Begin Data provided

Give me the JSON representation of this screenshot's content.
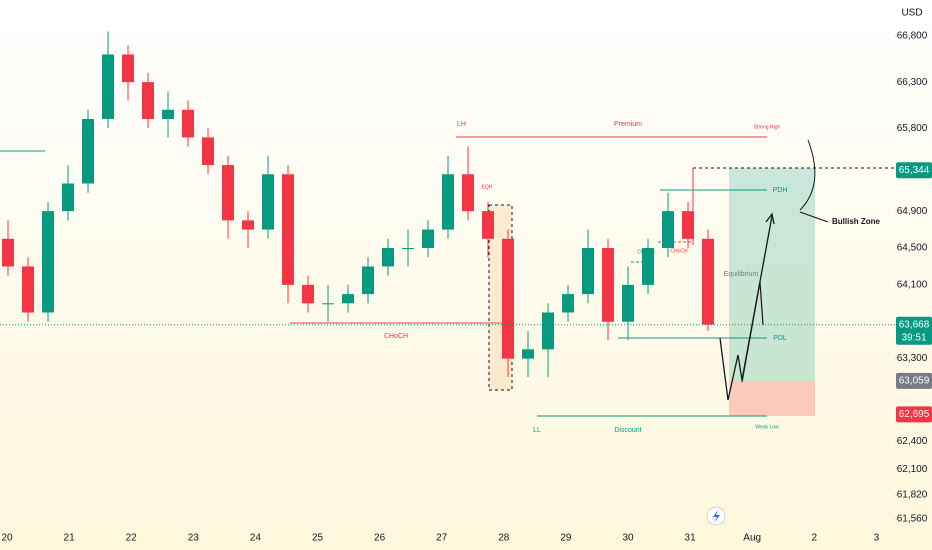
{
  "chart_data": {
    "type": "candlestick",
    "currency": "USD",
    "categories": [
      "20",
      "21",
      "22",
      "23",
      "24",
      "25",
      "26",
      "27",
      "28",
      "29",
      "30",
      "31",
      "Aug",
      "2",
      "3"
    ],
    "candles": [
      [
        64600,
        64800,
        64200,
        64300
      ],
      [
        64300,
        64400,
        63700,
        63800
      ],
      [
        63800,
        65000,
        63700,
        64900
      ],
      [
        64900,
        65400,
        64800,
        65200
      ],
      [
        65200,
        66000,
        65100,
        65900
      ],
      [
        65900,
        66850,
        65800,
        66600
      ],
      [
        66600,
        66700,
        66100,
        66300
      ],
      [
        66300,
        66400,
        65800,
        65900
      ],
      [
        65900,
        66200,
        65700,
        66000
      ],
      [
        66000,
        66100,
        65600,
        65700
      ],
      [
        65700,
        65800,
        65300,
        65400
      ],
      [
        65400,
        65500,
        64600,
        64800
      ],
      [
        64800,
        64900,
        64500,
        64700
      ],
      [
        64700,
        65500,
        64600,
        65300
      ],
      [
        65300,
        65400,
        63900,
        64100
      ],
      [
        64100,
        64200,
        63800,
        63900
      ],
      [
        63900,
        64100,
        63700,
        63900
      ],
      [
        63900,
        64100,
        63800,
        64000
      ],
      [
        64000,
        64400,
        63900,
        64300
      ],
      [
        64300,
        64600,
        64200,
        64500
      ],
      [
        64500,
        64700,
        64300,
        64500
      ],
      [
        64500,
        64800,
        64400,
        64700
      ],
      [
        64700,
        65500,
        64600,
        65300
      ],
      [
        65300,
        65600,
        64800,
        64900
      ],
      [
        64900,
        65000,
        64400,
        64600
      ],
      [
        64600,
        64700,
        63100,
        63300
      ],
      [
        63300,
        63600,
        63100,
        63400
      ],
      [
        63400,
        63900,
        63100,
        63800
      ],
      [
        63800,
        64100,
        63700,
        64000
      ],
      [
        64000,
        64700,
        63900,
        64500
      ],
      [
        64500,
        64600,
        63500,
        63700
      ],
      [
        63700,
        64300,
        63500,
        64100
      ],
      [
        64100,
        64600,
        64000,
        64500
      ],
      [
        64500,
        65100,
        64400,
        64900
      ],
      [
        64900,
        65000,
        64500,
        64600
      ],
      [
        64600,
        64700,
        63600,
        63668
      ]
    ],
    "ylim": [
      61245,
      67191
    ],
    "yticks": [
      {
        "value": 61560,
        "label": "61,560"
      },
      {
        "value": 61820,
        "label": "61,820"
      },
      {
        "value": 62100,
        "label": "62,100"
      },
      {
        "value": 62400,
        "label": "62,400"
      },
      {
        "value": 63300,
        "label": "63,300"
      },
      {
        "value": 64100,
        "label": "64,100"
      },
      {
        "value": 64500,
        "label": "64,500"
      },
      {
        "value": 64900,
        "label": "64,900"
      },
      {
        "value": 65800,
        "label": "65,800"
      },
      {
        "value": 66300,
        "label": "66,300"
      },
      {
        "value": 66800,
        "label": "66,800"
      }
    ],
    "price_labels": [
      {
        "value": 65344,
        "label": "65,344",
        "color": "#089981"
      },
      {
        "value": 63668,
        "label": "63,668",
        "color": "#089981"
      },
      {
        "value": 63059,
        "label": "63,059",
        "color": "#787b86"
      },
      {
        "value": 62695,
        "label": "62,695",
        "color": "#f23645"
      }
    ],
    "countdown": "39:51",
    "up_color": "#089981",
    "down_color": "#f23645",
    "annotations": [
      "LH",
      "Premium",
      "Strong High",
      "EQH",
      "CHoCH",
      "CHoCH",
      "CHoCH",
      "Equilibrium",
      "PDH",
      "PDL",
      "LL",
      "Discount",
      "Weak Low",
      "Bullish Zone"
    ]
  }
}
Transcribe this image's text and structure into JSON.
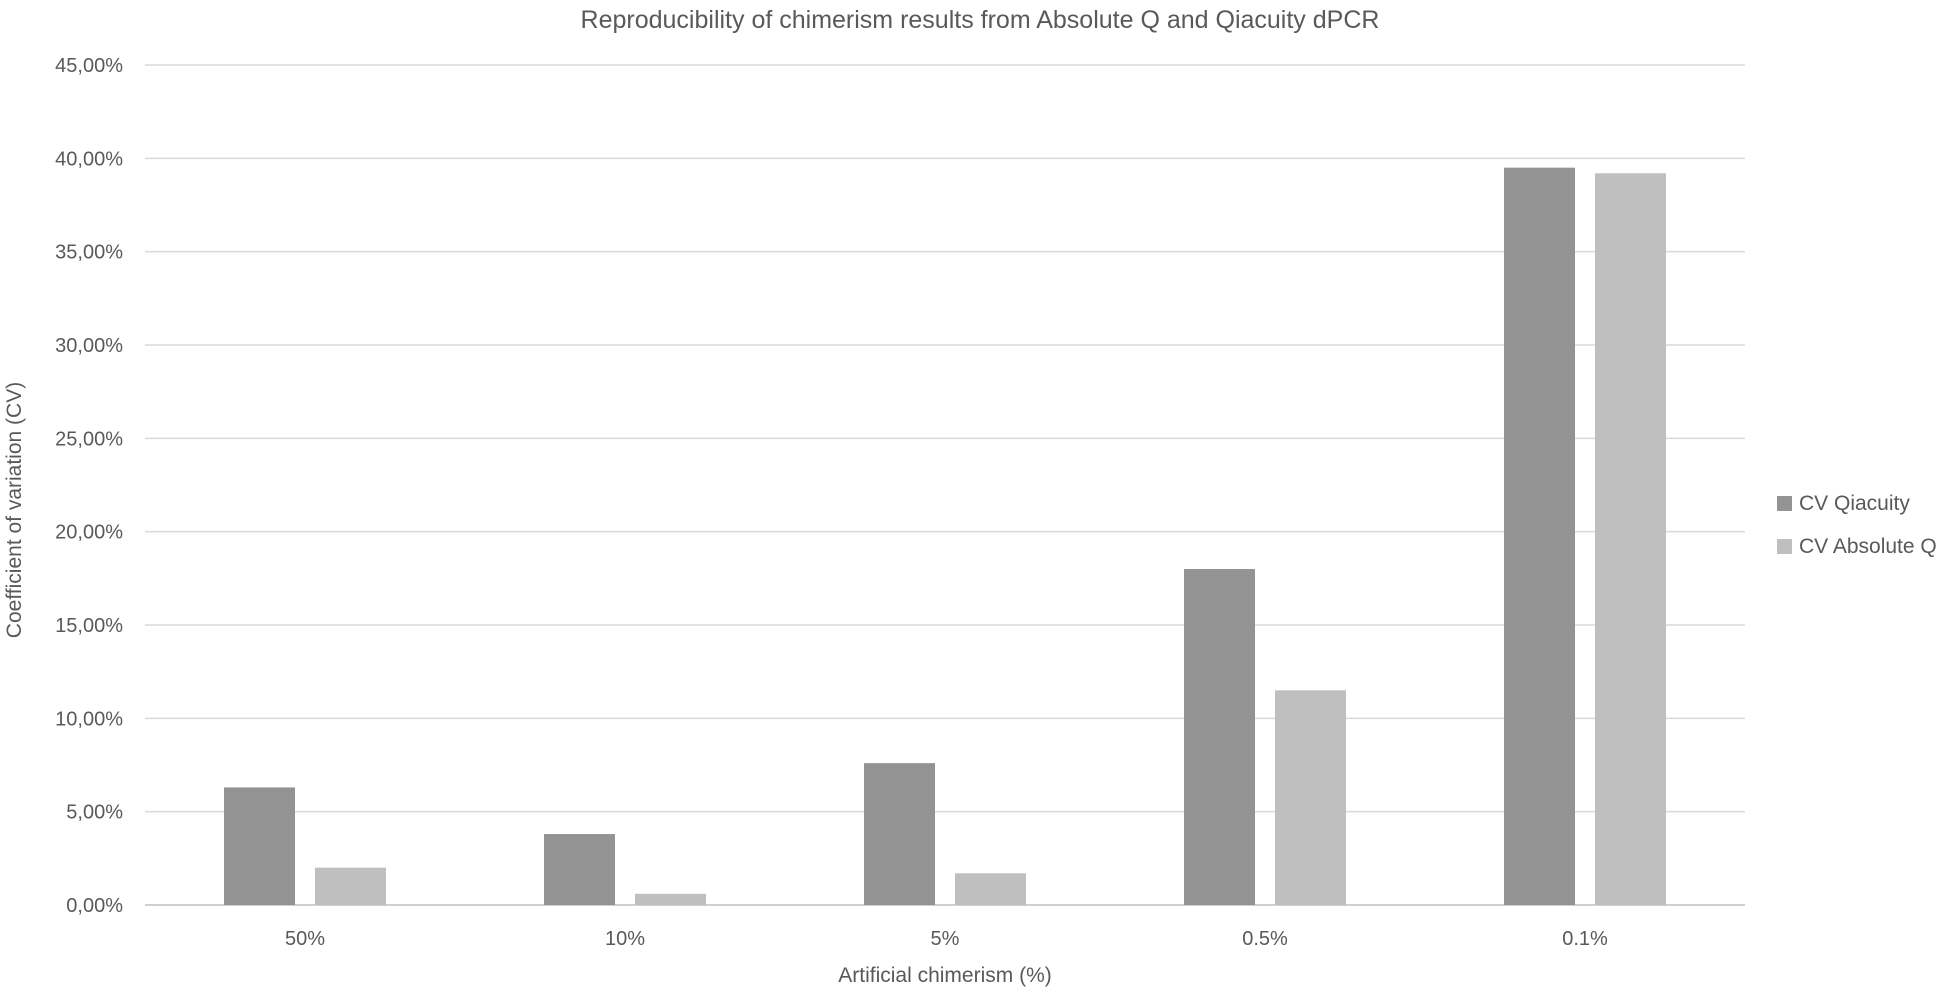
{
  "chart_data": {
    "type": "bar",
    "title": "Reproducibility of chimerism results from Absolute Q and Qiacuity dPCR",
    "xlabel": "Artificial chimerism (%)",
    "ylabel": "Coefficient of variation (CV)",
    "categories": [
      "50%",
      "10%",
      "5%",
      "0.5%",
      "0.1%"
    ],
    "series": [
      {
        "name": "CV Qiacuity",
        "color": "#939393",
        "values": [
          6.3,
          3.8,
          7.6,
          18.0,
          39.5
        ]
      },
      {
        "name": "CV Absolute Q",
        "color": "#bfbfbf",
        "values": [
          2.0,
          0.6,
          1.7,
          11.5,
          39.2
        ]
      }
    ],
    "ylim": [
      0,
      45
    ],
    "yticks": [
      0,
      5,
      10,
      15,
      20,
      25,
      30,
      35,
      40,
      45
    ],
    "ytick_labels": [
      "0,00%",
      "5,00%",
      "10,00%",
      "15,00%",
      "20,00%",
      "25,00%",
      "30,00%",
      "35,00%",
      "40,00%",
      "45,00%"
    ],
    "grid": true,
    "legend_position": "right"
  }
}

End Data provided

(Written instruction) Report how many lines hold the string "Qiacuity", giving the number and nothing else.

(Problem solution) 2